[Collected data entries]
# # # # #

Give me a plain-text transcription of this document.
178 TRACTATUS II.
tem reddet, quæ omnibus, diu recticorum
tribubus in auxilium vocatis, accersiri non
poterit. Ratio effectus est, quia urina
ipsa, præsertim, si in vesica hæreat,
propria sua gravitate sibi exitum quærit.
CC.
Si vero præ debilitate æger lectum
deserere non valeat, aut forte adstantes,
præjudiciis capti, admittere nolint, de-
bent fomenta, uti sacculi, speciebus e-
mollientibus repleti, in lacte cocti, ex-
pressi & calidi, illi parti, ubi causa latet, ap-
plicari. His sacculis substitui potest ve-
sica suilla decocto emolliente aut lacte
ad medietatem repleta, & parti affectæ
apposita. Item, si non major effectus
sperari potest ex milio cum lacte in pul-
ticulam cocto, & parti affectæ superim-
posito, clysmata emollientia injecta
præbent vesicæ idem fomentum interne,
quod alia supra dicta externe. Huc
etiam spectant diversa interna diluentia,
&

# # # # #

Directions -
Take the entries above and transcribe them in full.

Result of the exercise -
Give me a plain-text transcription of this document.
178 TRACTATUS II.
tem reddet, quæ omnibus, diu recticorum
tribubus in auxilium vocatis, accersiri non
poterit. Ratio effectus est, quia urina
ipsa, præsertim, si in vesica hæreat,
propria sua gravitate sibi exitum quærit.
CC.
Si vero præ debilitate æger lectum
deserere non valeat, aut forte adstantes,
præjudiciis capti, admittere nolint, de-
bent fomenta, uti sacculi, speciebus e-
mollientibus repleti, in lacte cocti, ex-
pressi & calidi, illi parti, ubi causa latet, ap-
plicari. His sacculis substitui potest ve-
sica suilla decocto emolliente aut lacte
ad medietatem repleta, & parti affectæ
apposita. Item, si non major effectus
sperari potest ex milio cum lacte in pul-
ticulam cocto, & parti affectæ superim-
posito, clysmata emollientia injecta
præbent vesicæ idem fomentum interne,
quod alia supra dicta externe. Huc
etiam spectant diversa interna diluentia,
&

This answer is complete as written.